Stored records:
______________________________
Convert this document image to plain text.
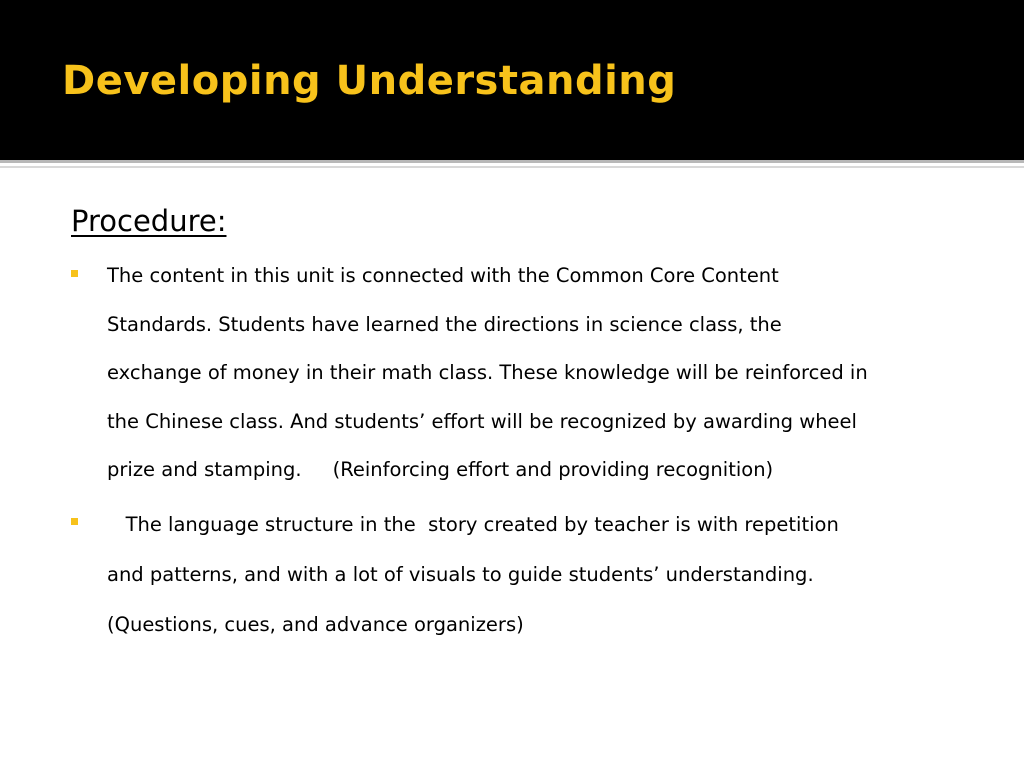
Developing Understanding
Procedure:

The content in this unit is connected with the Common Core Content
Standards. Students have learned the directions in science class, the
exchange of money in their math class. These knowledge will be reinforced in
the Chinese class. And students’ effort will be recognized by awarding wheel
prize and stamping.     (Reinforcing effort and providing recognition)

The language structure in the  story created by teacher is with repetition
and patterns, and with a lot of visuals to guide students’ understanding.
(Questions, cues, and advance organizers)
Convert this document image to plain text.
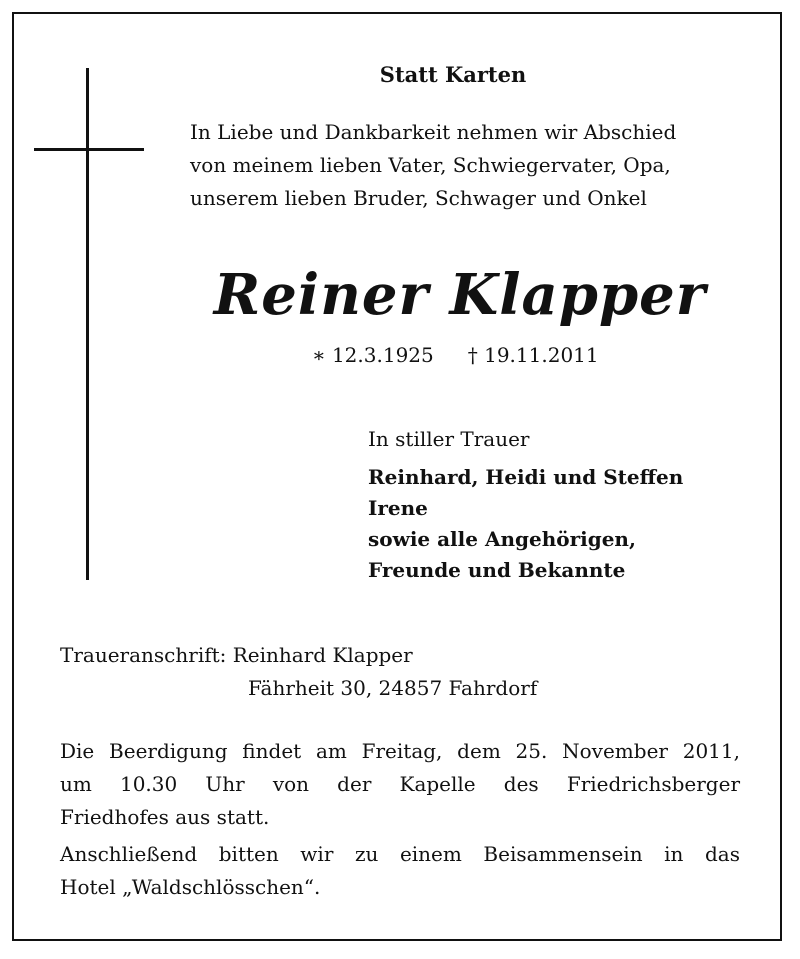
Statt Karten
In Liebe und Dankbarkeit nehmen wir Abschied
von meinem lieben Vater, Schwiegervater, Opa,
unserem lieben Bruder, Schwager und Onkel
Reiner Klapper
∗ 12.3.1925 † 19.11.2011
In stiller Trauer
Reinhard, Heidi und Steffen
Irene
sowie alle Angehörigen,
Freunde und Bekannte
Traueranschrift: Reinhard Klapper
Fährheit 30, 24857 Fahrdorf
Die Beerdigung findet am Freitag, dem 25. November 2011,
um 10.30 Uhr von der Kapelle des Friedrichsberger
Friedhofes aus statt.
Anschließend bitten wir zu einem Beisammensein in das
Hotel „Waldschlösschen“.
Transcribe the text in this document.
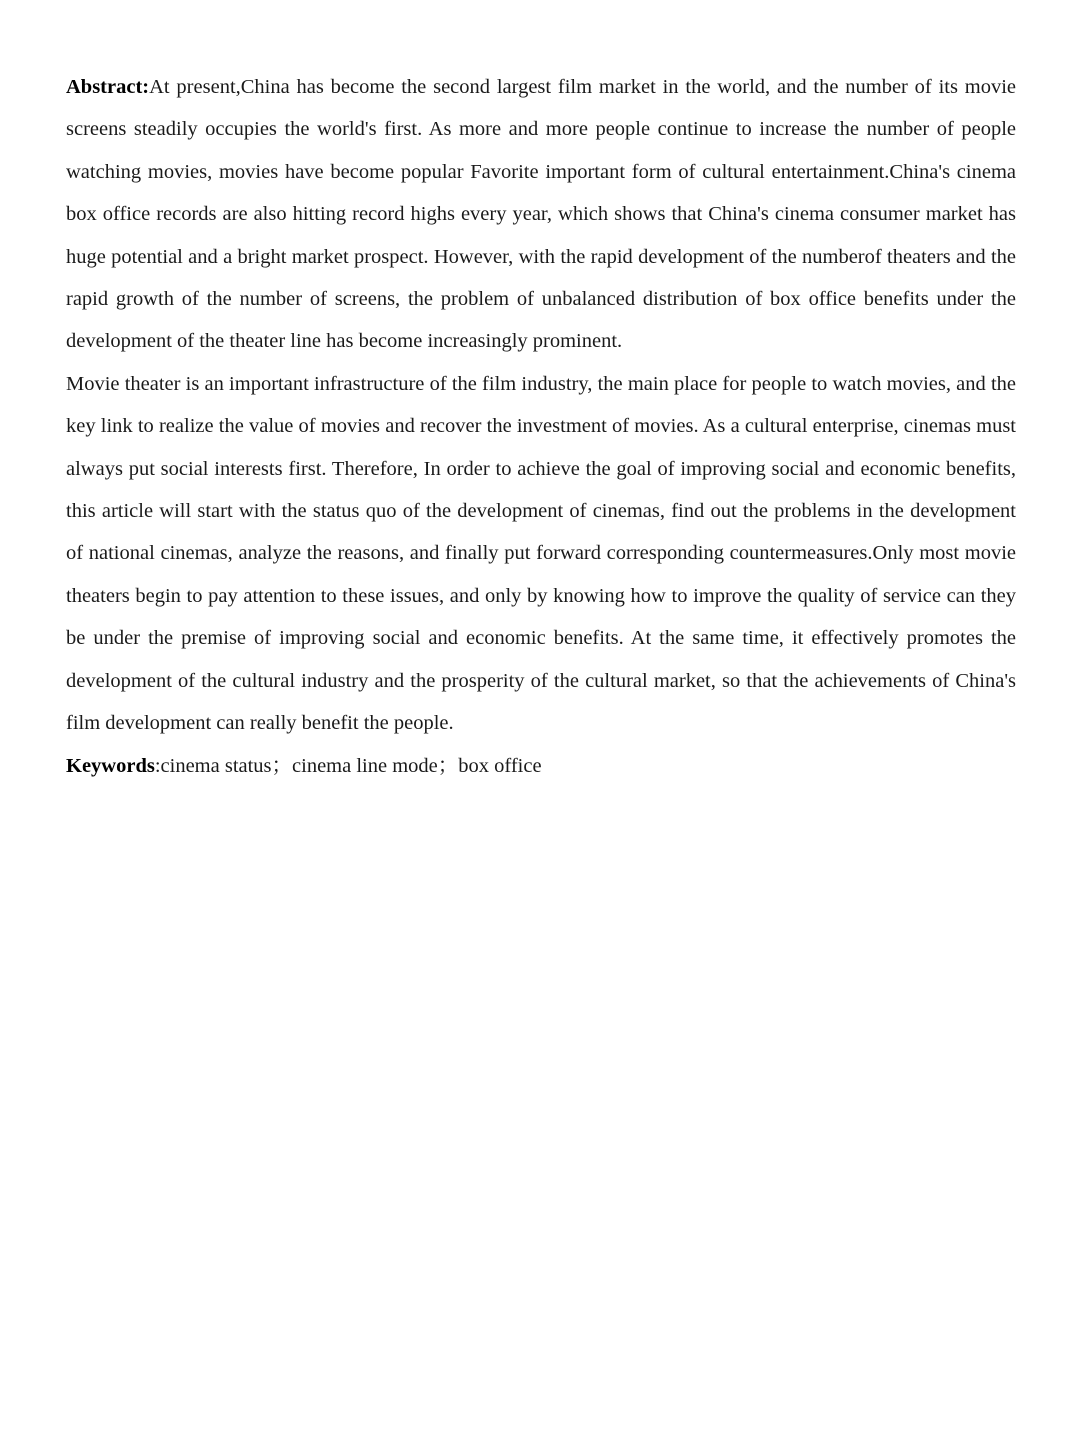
Abstract:At present,China has become the second largest film market in the world, and the number of its movie screens steadily occupies the world's first. As more and more people continue to increase the number of people watching movies, movies have become popular Favorite important form of cultural entertainment.China's cinema box office records are also hitting record highs every year, which shows that China's cinema consumer market has huge potential and a bright market prospect. However, with the rapid development of the numberof theaters and the rapid growth of the number of screens, the problem of unbalanced distribution of box office benefits under the development of the theater line has become increasingly prominent.

Movie theater is an important infrastructure of the film industry, the main place for people to watch movies, and the key link to realize the value of movies and recover the investment of movies. As a cultural enterprise, cinemas must always put social interests first. Therefore, In order to achieve the goal of improving social and economic benefits, this article will start with the status quo of the development of cinemas, find out the problems in the development of national cinemas, analyze the reasons, and finally put forward corresponding countermeasures.Only most movie theaters begin to pay attention to these issues, and only by knowing how to improve the quality of service can they be under the premise of improving social and economic benefits. At the same time, it effectively promotes the development of the cultural industry and the prosperity of the cultural market, so that the achievements of China's film development can really benefit the people.

Keywords:cinema status；cinema line mode；box office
______________________________
To do: Every line above that contains the word "will" should be reported.

Answer:
exchange of money in their math class. These knowledge will be reinforced in
the Chinese class. And students’ effort will be recognized by awarding wheel
Movie theater is an important infrastructure of the film industry, the main place for people to watch movies, and the key link to realize the value of movies and recover the investment of movies. As a cultural enterprise, cinemas must always put social interests first. Therefore, In order to achieve the goal of improving social and economic benefits, this article will start with the status quo of the development of cinemas, find out the problems in the development of national cinemas, analyze the reasons, and finally put forward corresponding countermeasures.Only most movie theaters begin to pay attention to these issues, and only by knowing how to improve the quality of service can they be under the premise of improving social and economic benefits. At the same time, it effectively promotes the development of the cultural industry and the prosperity of the cultural market, so that the achievements of China's film development can really benefit the people.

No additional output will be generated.